* **Records**

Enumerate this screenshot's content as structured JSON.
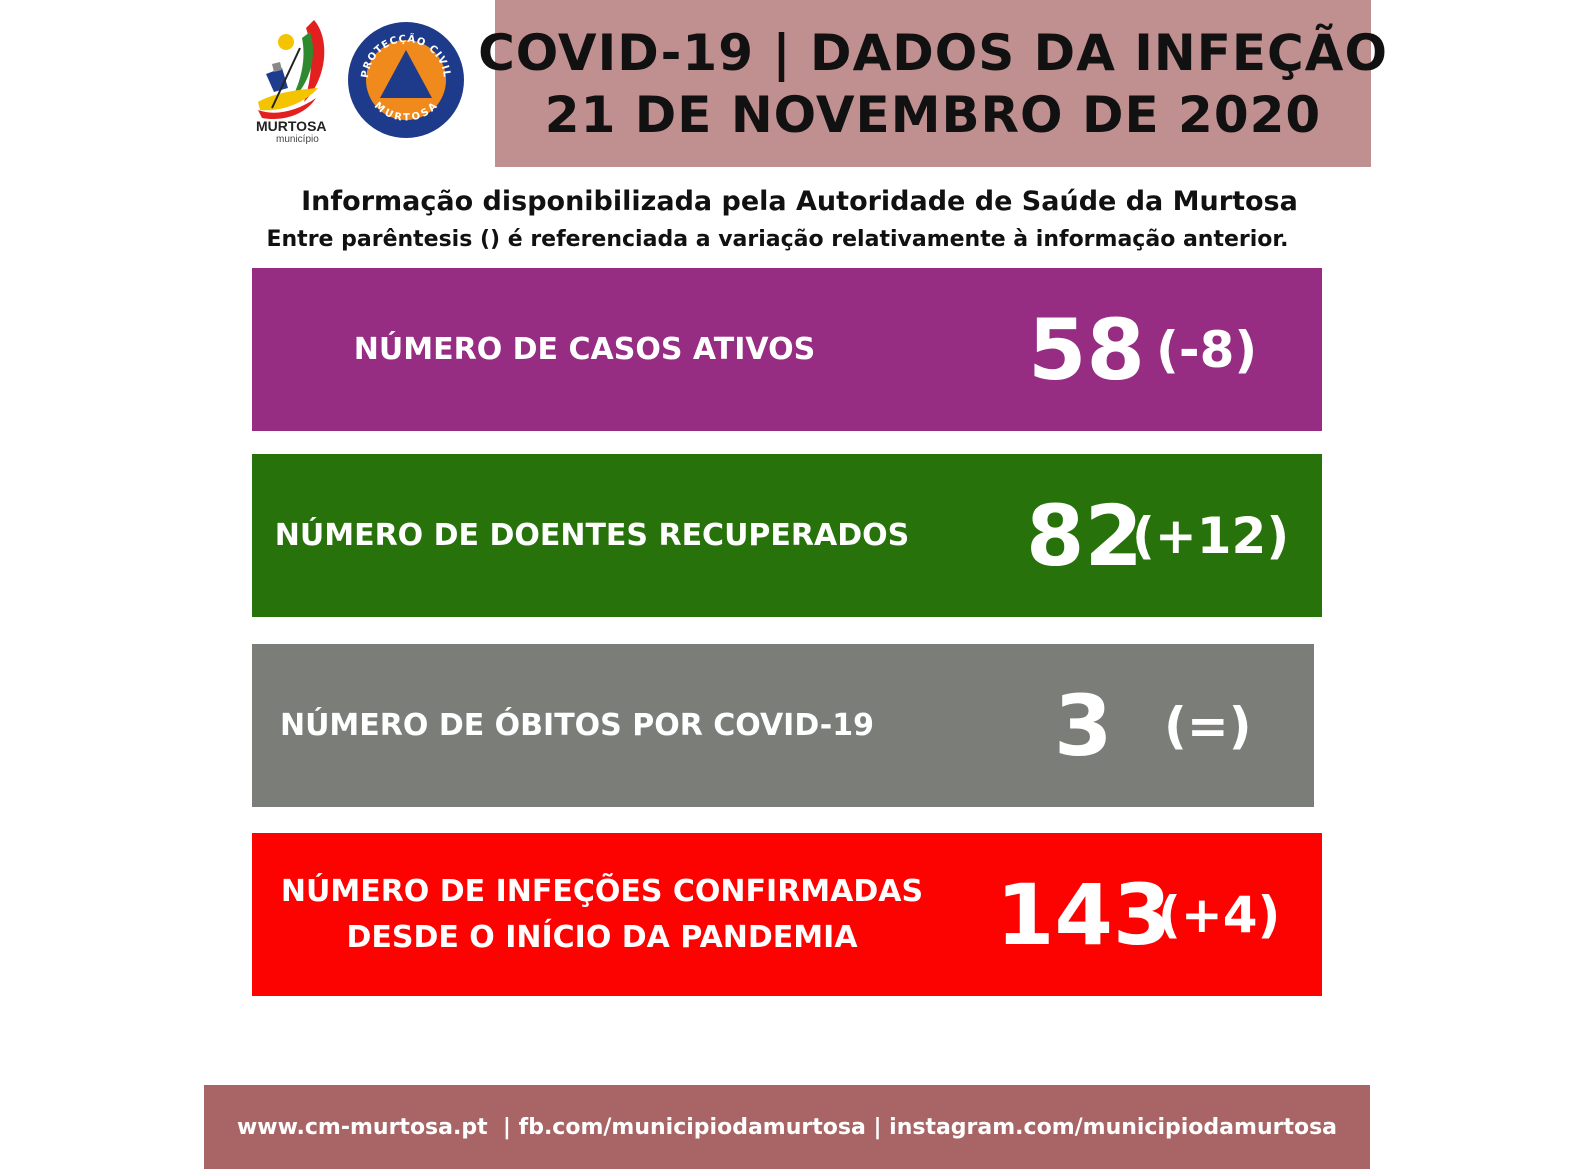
{
  "header": {
    "title_line1": "COVID-19 | DADOS DA INFEÇÃO",
    "title_line2": "21 DE NOVEMBRO DE 2020",
    "colors": {
      "title_bg": "#c09091",
      "title_text": "#111111"
    }
  },
  "logos": {
    "murtosa": {
      "icon": "murtosa-municipality-logo",
      "text": "MURTOSA",
      "subtext": "município"
    },
    "protecao_civil": {
      "icon": "protecao-civil-emblem",
      "ring_text_top": "PROTECÇÃO CIVIL",
      "ring_text_bottom": "MURTOSA"
    }
  },
  "info": {
    "line1": "Informação disponibilizada pela Autoridade de Saúde da Murtosa",
    "line2": "Entre parêntesis () é referenciada a variação relativamente à informação anterior."
  },
  "stats": [
    {
      "label": "NÚMERO DE CASOS ATIVOS",
      "value": "58",
      "variation": "(-8)",
      "color": "#962d83"
    },
    {
      "label": "NÚMERO DE DOENTES RECUPERADOS",
      "value": "82",
      "variation": "(+12)",
      "color": "#27720a"
    },
    {
      "label": "NÚMERO DE ÓBITOS POR COVID-19",
      "value": "3",
      "variation": "(=)",
      "color": "#7b7e78"
    },
    {
      "label_line1": "NÚMERO DE INFEÇÕES CONFIRMADAS",
      "label_line2": "DESDE O INÍCIO DA PANDEMIA",
      "value": "143",
      "variation": "(+4)",
      "color": "#fc0200"
    }
  ],
  "footer": {
    "text": "www.cm-murtosa.pt  | fb.com/municipiodamurtosa | instagram.com/municipiodamurtosa",
    "color": "#a96566"
  }
}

* **Written task**
Each entry should be repeated exactly as it appears; the pictures stay out.

* **Exercise answer**
Enumerate this screenshot's content as structured JSON.
{
  "header": {
    "title_line1": "COVID-19 | DADOS DA INFEÇÃO",
    "title_line2": "21 DE NOVEMBRO DE 2020",
    "colors": {
      "title_bg": "#c09091",
      "title_text": "#111111"
    }
  },
  "logos": {
    "murtosa": {
      "icon": "murtosa-municipality-logo",
      "text": "MURTOSA",
      "subtext": "município"
    },
    "protecao_civil": {
      "icon": "protecao-civil-emblem",
      "ring_text_top": "PROTECÇÃO CIVIL",
      "ring_text_bottom": "MURTOSA"
    }
  },
  "info": {
    "line1": "Informação disponibilizada pela Autoridade de Saúde da Murtosa",
    "line2": "Entre parêntesis () é referenciada a variação relativamente à informação anterior."
  },
  "stats": [
    {
      "label": "NÚMERO DE CASOS ATIVOS",
      "value": "58",
      "variation": "(-8)",
      "color": "#962d83"
    },
    {
      "label": "NÚMERO DE DOENTES RECUPERADOS",
      "value": "82",
      "variation": "(+12)",
      "color": "#27720a"
    },
    {
      "label": "NÚMERO DE ÓBITOS POR COVID-19",
      "value": "3",
      "variation": "(=)",
      "color": "#7b7e78"
    },
    {
      "label_line1": "NÚMERO DE INFEÇÕES CONFIRMADAS",
      "label_line2": "DESDE O INÍCIO DA PANDEMIA",
      "value": "143",
      "variation": "(+4)",
      "color": "#fc0200"
    }
  ],
  "footer": {
    "text": "www.cm-murtosa.pt  | fb.com/municipiodamurtosa | instagram.com/municipiodamurtosa",
    "color": "#a96566"
  }
}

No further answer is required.